*Exercise objective*
Write every line out verbatim and omit the pictures.

(Stored dataset items)

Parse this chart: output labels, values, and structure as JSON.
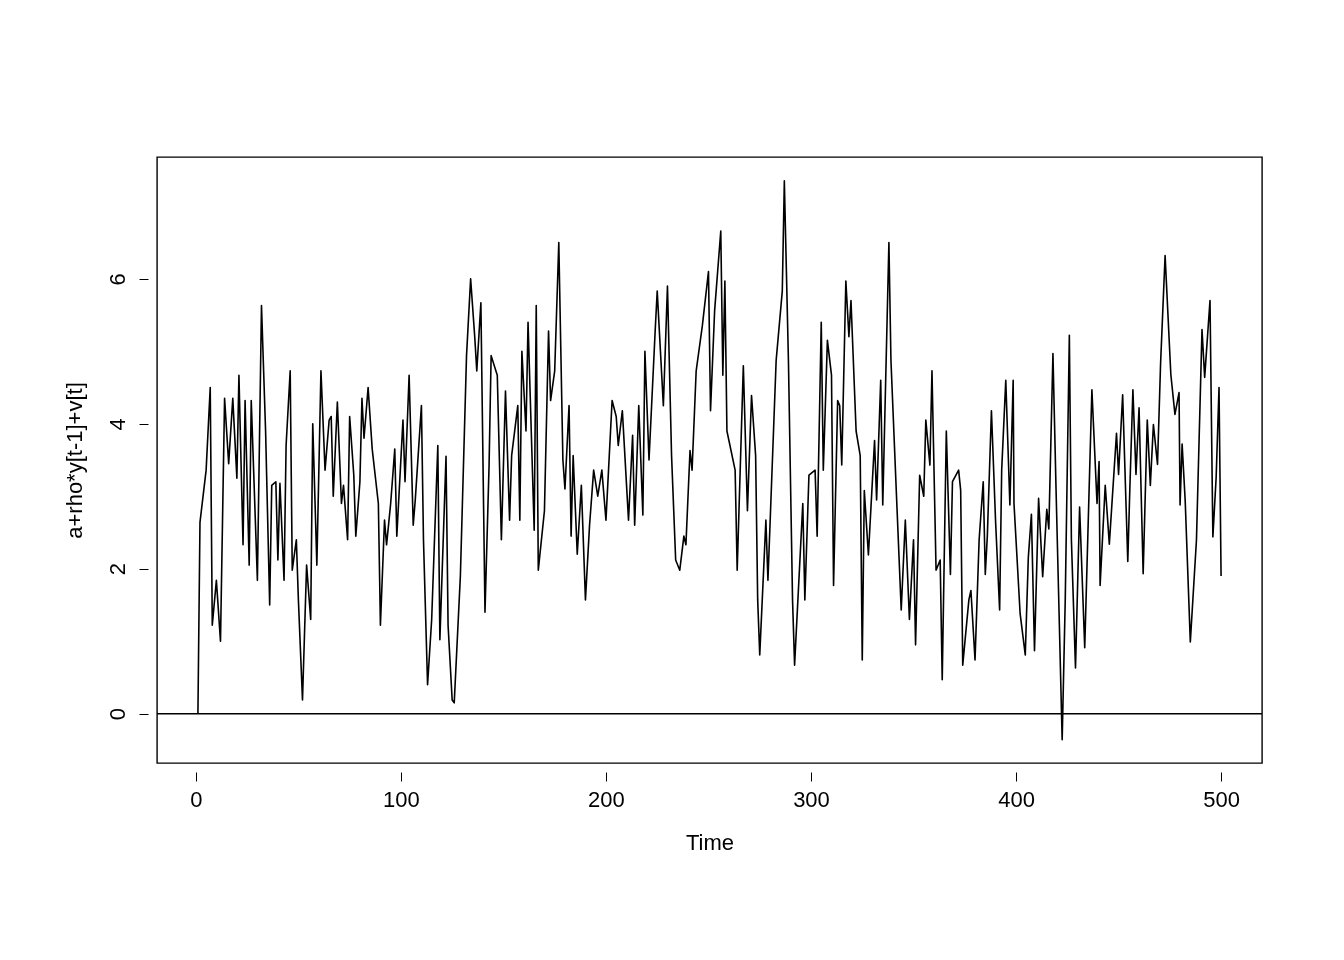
{
  "chart_data": {
    "type": "line",
    "xlabel": "Time",
    "ylabel": "a+rho*y[t-1]+v[t]",
    "x": [
      1,
      2,
      5,
      7,
      8,
      10,
      12,
      14,
      16,
      18,
      20,
      21,
      23,
      24,
      26,
      27,
      29,
      30,
      32,
      34,
      36,
      37,
      39,
      40,
      41,
      43,
      44,
      46,
      47,
      49,
      50,
      52,
      54,
      56,
      57,
      59,
      61,
      63,
      65,
      66,
      67,
      69,
      71,
      72,
      74,
      75,
      77,
      78,
      80,
      81,
      82,
      84,
      86,
      89,
      90,
      92,
      93,
      95,
      97,
      98,
      101,
      102,
      104,
      106,
      107,
      110,
      111,
      113,
      115,
      118,
      119,
      122,
      123,
      125,
      126,
      129,
      132,
      134,
      136,
      137,
      139,
      141,
      143,
      144,
      147,
      149,
      151,
      153,
      154,
      157,
      158,
      159,
      161,
      162,
      165,
      166,
      167,
      170,
      172,
      173,
      175,
      177,
      179,
      180,
      182,
      183,
      184,
      186,
      188,
      190,
      192,
      194,
      196,
      198,
      200,
      203,
      205,
      206,
      208,
      211,
      213,
      214,
      216,
      218,
      219,
      221,
      224,
      225,
      228,
      230,
      232,
      234,
      236,
      238,
      239,
      241,
      242,
      244,
      247,
      250,
      251,
      253,
      256,
      257,
      258,
      259,
      263,
      264,
      267,
      269,
      271,
      273,
      274,
      275,
      278,
      279,
      283,
      286,
      287,
      289,
      291,
      292,
      296,
      297,
      299,
      302,
      303,
      305,
      306,
      308,
      310,
      311,
      313,
      314,
      315,
      317,
      318.5,
      319.5,
      322,
      324,
      325,
      326,
      328,
      331,
      332,
      334,
      335,
      338,
      339,
      342,
      344,
      346,
      348,
      350,
      351,
      353,
      355,
      356,
      358,
      359,
      361,
      363,
      364,
      366,
      368,
      369,
      372,
      373,
      374,
      377,
      378,
      380,
      382,
      384,
      385,
      386,
      388,
      390,
      392,
      393,
      395,
      397,
      398.6,
      399,
      402,
      404.5,
      406,
      407.5,
      409,
      411,
      413,
      415,
      416,
      418,
      419.5,
      421,
      422.5,
      424,
      426,
      427,
      429,
      431,
      433.5,
      437,
      439.5,
      440.5,
      441,
      443.5,
      445.5,
      449,
      450,
      452,
      454.5,
      455.5,
      457,
      458.5,
      460,
      462,
      464,
      465.5,
      467,
      469,
      470.5,
      472.7,
      475.5,
      477.5,
      479.5,
      480,
      481,
      482.5,
      485,
      488,
      490.7,
      492,
      494.6,
      496,
      497.6,
      499,
      500
    ],
    "series": [
      {
        "color": "#000000",
        "values": [
          0,
          2.64,
          3.36,
          4.5,
          1.22,
          1.84,
          1.0,
          4.35,
          3.45,
          4.35,
          3.25,
          4.67,
          2.33,
          4.32,
          2.05,
          4.32,
          2.67,
          1.84,
          5.63,
          3.9,
          1.5,
          3.15,
          3.2,
          2.12,
          3.18,
          1.84,
          3.7,
          4.73,
          1.98,
          2.4,
          1.57,
          0.19,
          2.05,
          1.3,
          4.0,
          2.05,
          4.73,
          3.36,
          4.05,
          4.1,
          3.0,
          4.3,
          2.9,
          3.15,
          2.4,
          4.1,
          3.3,
          2.45,
          3.2,
          4.35,
          3.8,
          4.5,
          3.65,
          2.9,
          1.22,
          2.67,
          2.33,
          2.9,
          3.65,
          2.45,
          4.05,
          3.2,
          4.67,
          2.6,
          2.95,
          4.25,
          2.4,
          0.4,
          1.3,
          3.7,
          1.02,
          3.55,
          1.22,
          0.19,
          0.15,
          1.9,
          4.94,
          6.0,
          5.2,
          4.73,
          5.67,
          1.4,
          3.43,
          4.94,
          4.67,
          2.4,
          4.45,
          2.67,
          3.56,
          4.25,
          2.67,
          5.0,
          3.9,
          5.4,
          2.53,
          5.63,
          1.98,
          2.8,
          5.28,
          4.32,
          4.73,
          6.5,
          3.5,
          3.1,
          4.25,
          2.45,
          3.56,
          2.2,
          3.15,
          1.57,
          2.6,
          3.36,
          3.0,
          3.36,
          2.67,
          4.32,
          4.1,
          3.7,
          4.18,
          2.67,
          3.84,
          2.6,
          4.25,
          2.74,
          5.0,
          3.5,
          5.28,
          5.83,
          4.25,
          5.9,
          3.56,
          2.12,
          1.98,
          2.45,
          2.33,
          3.63,
          3.36,
          4.73,
          5.35,
          6.1,
          4.18,
          5.56,
          6.66,
          4.67,
          5.97,
          3.9,
          3.36,
          1.98,
          4.8,
          2.8,
          4.39,
          3.56,
          1.57,
          0.81,
          2.67,
          1.84,
          4.87,
          5.83,
          7.35,
          4.87,
          1.57,
          0.67,
          2.9,
          1.57,
          3.29,
          3.36,
          2.45,
          5.4,
          3.36,
          5.15,
          4.67,
          1.77,
          4.32,
          4.25,
          3.43,
          5.97,
          5.2,
          5.7,
          3.9,
          3.56,
          0.74,
          3.08,
          2.19,
          3.77,
          2.95,
          4.6,
          2.88,
          6.5,
          4.87,
          2.8,
          1.43,
          2.67,
          1.3,
          2.4,
          0.95,
          3.29,
          3.0,
          4.05,
          3.43,
          4.73,
          1.98,
          2.12,
          0.47,
          3.9,
          1.92,
          3.2,
          3.36,
          3.08,
          0.67,
          1.57,
          1.7,
          0.74,
          2.4,
          3.2,
          1.92,
          2.45,
          4.18,
          2.67,
          1.43,
          3.36,
          4.6,
          2.88,
          4.6,
          2.9,
          1.38,
          0.81,
          2.16,
          2.75,
          0.87,
          2.97,
          1.89,
          2.82,
          2.55,
          4.97,
          3.11,
          1.38,
          -0.36,
          1.57,
          5.22,
          2.4,
          0.63,
          2.85,
          0.91,
          4.47,
          2.9,
          3.48,
          1.77,
          3.15,
          2.34,
          3.87,
          3.3,
          4.4,
          2.1,
          3.1,
          4.47,
          3.3,
          4.22,
          1.93,
          4.05,
          3.15,
          3.99,
          3.44,
          4.83,
          6.32,
          4.68,
          4.13,
          4.43,
          2.88,
          3.72,
          2.94,
          0.99,
          2.4,
          5.3,
          4.64,
          5.7,
          2.44,
          3.26,
          4.5,
          1.9
        ]
      }
    ],
    "xlim": [
      -18.96,
      519.96
    ],
    "ylim": [
      -0.68,
      7.68
    ],
    "xticks": [
      0,
      100,
      200,
      300,
      400,
      500
    ],
    "yticks": [
      0,
      2,
      4,
      6
    ],
    "ref_lines": [
      {
        "axis": "y",
        "value": 0,
        "color": "#000000"
      }
    ],
    "line_style": "solid",
    "grid": false
  }
}
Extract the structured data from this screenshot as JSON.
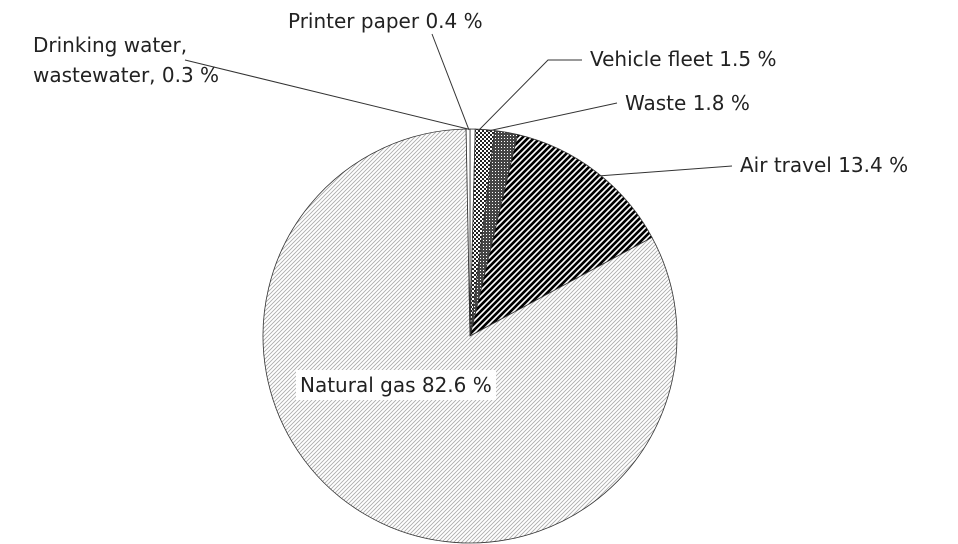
{
  "chart_data": {
    "type": "pie",
    "categories": [
      "Printer paper",
      "Vehicle fleet",
      "Waste",
      "Air travel",
      "Natural gas",
      "Drinking water, wastewater,"
    ],
    "values": [
      0.4,
      1.5,
      1.8,
      13.4,
      82.6,
      0.3
    ],
    "value_labels": [
      "0.4 %",
      "1.5 %",
      "1.8 %",
      "13.4 %",
      "82.6 %",
      "0.3 %"
    ],
    "colors": [
      "#ffffff",
      "#222222",
      "#444444",
      "#000000",
      "#aaaaaa",
      "#ffffff"
    ]
  }
}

*Response to this task*
Parse this chart: output labels, values, and structure as JSON.
{
  "chart_data": {
    "type": "line",
    "xlabel": "Time",
    "ylabel": "a+rho*y[t-1]+v[t]",
    "x": [
      1,
      2,
      5,
      7,
      8,
      10,
      12,
      14,
      16,
      18,
      20,
      21,
      23,
      24,
      26,
      27,
      29,
      30,
      32,
      34,
      36,
      37,
      39,
      40,
      41,
      43,
      44,
      46,
      47,
      49,
      50,
      52,
      54,
      56,
      57,
      59,
      61,
      63,
      65,
      66,
      67,
      69,
      71,
      72,
      74,
      75,
      77,
      78,
      80,
      81,
      82,
      84,
      86,
      89,
      90,
      92,
      93,
      95,
      97,
      98,
      101,
      102,
      104,
      106,
      107,
      110,
      111,
      113,
      115,
      118,
      119,
      122,
      123,
      125,
      126,
      129,
      132,
      134,
      136,
      137,
      139,
      141,
      143,
      144,
      147,
      149,
      151,
      153,
      154,
      157,
      158,
      159,
      161,
      162,
      165,
      166,
      167,
      170,
      172,
      173,
      175,
      177,
      179,
      180,
      182,
      183,
      184,
      186,
      188,
      190,
      192,
      194,
      196,
      198,
      200,
      203,
      205,
      206,
      208,
      211,
      213,
      214,
      216,
      218,
      219,
      221,
      224,
      225,
      228,
      230,
      232,
      234,
      236,
      238,
      239,
      241,
      242,
      244,
      247,
      250,
      251,
      253,
      256,
      257,
      258,
      259,
      263,
      264,
      267,
      269,
      271,
      273,
      274,
      275,
      278,
      279,
      283,
      286,
      287,
      289,
      291,
      292,
      296,
      297,
      299,
      302,
      303,
      305,
      306,
      308,
      310,
      311,
      313,
      314,
      315,
      317,
      318.5,
      319.5,
      322,
      324,
      325,
      326,
      328,
      331,
      332,
      334,
      335,
      338,
      339,
      342,
      344,
      346,
      348,
      350,
      351,
      353,
      355,
      356,
      358,
      359,
      361,
      363,
      364,
      366,
      368,
      369,
      372,
      373,
      374,
      377,
      378,
      380,
      382,
      384,
      385,
      386,
      388,
      390,
      392,
      393,
      395,
      397,
      398.6,
      399,
      402,
      404.5,
      406,
      407.5,
      409,
      411,
      413,
      415,
      416,
      418,
      419.5,
      421,
      422.5,
      424,
      426,
      427,
      429,
      431,
      433.5,
      437,
      439.5,
      440.5,
      441,
      443.5,
      445.5,
      449,
      450,
      452,
      454.5,
      455.5,
      457,
      458.5,
      460,
      462,
      464,
      465.5,
      467,
      469,
      470.5,
      472.7,
      475.5,
      477.5,
      479.5,
      480,
      481,
      482.5,
      485,
      488,
      490.7,
      492,
      494.6,
      496,
      497.6,
      499,
      500
    ],
    "series": [
      {
        "color": "#000000",
        "values": [
          0,
          2.64,
          3.36,
          4.5,
          1.22,
          1.84,
          1.0,
          4.35,
          3.45,
          4.35,
          3.25,
          4.67,
          2.33,
          4.32,
          2.05,
          4.32,
          2.67,
          1.84,
          5.63,
          3.9,
          1.5,
          3.15,
          3.2,
          2.12,
          3.18,
          1.84,
          3.7,
          4.73,
          1.98,
          2.4,
          1.57,
          0.19,
          2.05,
          1.3,
          4.0,
          2.05,
          4.73,
          3.36,
          4.05,
          4.1,
          3.0,
          4.3,
          2.9,
          3.15,
          2.4,
          4.1,
          3.3,
          2.45,
          3.2,
          4.35,
          3.8,
          4.5,
          3.65,
          2.9,
          1.22,
          2.67,
          2.33,
          2.9,
          3.65,
          2.45,
          4.05,
          3.2,
          4.67,
          2.6,
          2.95,
          4.25,
          2.4,
          0.4,
          1.3,
          3.7,
          1.02,
          3.55,
          1.22,
          0.19,
          0.15,
          1.9,
          4.94,
          6.0,
          5.2,
          4.73,
          5.67,
          1.4,
          3.43,
          4.94,
          4.67,
          2.4,
          4.45,
          2.67,
          3.56,
          4.25,
          2.67,
          5.0,
          3.9,
          5.4,
          2.53,
          5.63,
          1.98,
          2.8,
          5.28,
          4.32,
          4.73,
          6.5,
          3.5,
          3.1,
          4.25,
          2.45,
          3.56,
          2.2,
          3.15,
          1.57,
          2.6,
          3.36,
          3.0,
          3.36,
          2.67,
          4.32,
          4.1,
          3.7,
          4.18,
          2.67,
          3.84,
          2.6,
          4.25,
          2.74,
          5.0,
          3.5,
          5.28,
          5.83,
          4.25,
          5.9,
          3.56,
          2.12,
          1.98,
          2.45,
          2.33,
          3.63,
          3.36,
          4.73,
          5.35,
          6.1,
          4.18,
          5.56,
          6.66,
          4.67,
          5.97,
          3.9,
          3.36,
          1.98,
          4.8,
          2.8,
          4.39,
          3.56,
          1.57,
          0.81,
          2.67,
          1.84,
          4.87,
          5.83,
          7.35,
          4.87,
          1.57,
          0.67,
          2.9,
          1.57,
          3.29,
          3.36,
          2.45,
          5.4,
          3.36,
          5.15,
          4.67,
          1.77,
          4.32,
          4.25,
          3.43,
          5.97,
          5.2,
          5.7,
          3.9,
          3.56,
          0.74,
          3.08,
          2.19,
          3.77,
          2.95,
          4.6,
          2.88,
          6.5,
          4.87,
          2.8,
          1.43,
          2.67,
          1.3,
          2.4,
          0.95,
          3.29,
          3.0,
          4.05,
          3.43,
          4.73,
          1.98,
          2.12,
          0.47,
          3.9,
          1.92,
          3.2,
          3.36,
          3.08,
          0.67,
          1.57,
          1.7,
          0.74,
          2.4,
          3.2,
          1.92,
          2.45,
          4.18,
          2.67,
          1.43,
          3.36,
          4.6,
          2.88,
          4.6,
          2.9,
          1.38,
          0.81,
          2.16,
          2.75,
          0.87,
          2.97,
          1.89,
          2.82,
          2.55,
          4.97,
          3.11,
          1.38,
          -0.36,
          1.57,
          5.22,
          2.4,
          0.63,
          2.85,
          0.91,
          4.47,
          2.9,
          3.48,
          1.77,
          3.15,
          2.34,
          3.87,
          3.3,
          4.4,
          2.1,
          3.1,
          4.47,
          3.3,
          4.22,
          1.93,
          4.05,
          3.15,
          3.99,
          3.44,
          4.83,
          6.32,
          4.68,
          4.13,
          4.43,
          2.88,
          3.72,
          2.94,
          0.99,
          2.4,
          5.3,
          4.64,
          5.7,
          2.44,
          3.26,
          4.5,
          1.9
        ]
      }
    ],
    "xlim": [
      -18.96,
      519.96
    ],
    "ylim": [
      -0.68,
      7.68
    ],
    "xticks": [
      0,
      100,
      200,
      300,
      400,
      500
    ],
    "yticks": [
      0,
      2,
      4,
      6
    ],
    "ref_lines": [
      {
        "axis": "y",
        "value": 0,
        "color": "#000000"
      }
    ],
    "line_style": "solid",
    "grid": false
  }
}
Extract the structured data from this screenshot as JSON.
{
  "chart_data": {
    "type": "pie",
    "categories": [
      "Printer paper",
      "Vehicle fleet",
      "Waste",
      "Air travel",
      "Natural gas",
      "Drinking water, wastewater,"
    ],
    "values": [
      0.4,
      1.5,
      1.8,
      13.4,
      82.6,
      0.3
    ],
    "value_labels": [
      "0.4 %",
      "1.5 %",
      "1.8 %",
      "13.4 %",
      "82.6 %",
      "0.3 %"
    ],
    "colors": [
      "#ffffff",
      "#222222",
      "#444444",
      "#000000",
      "#aaaaaa",
      "#ffffff"
    ]
  }
}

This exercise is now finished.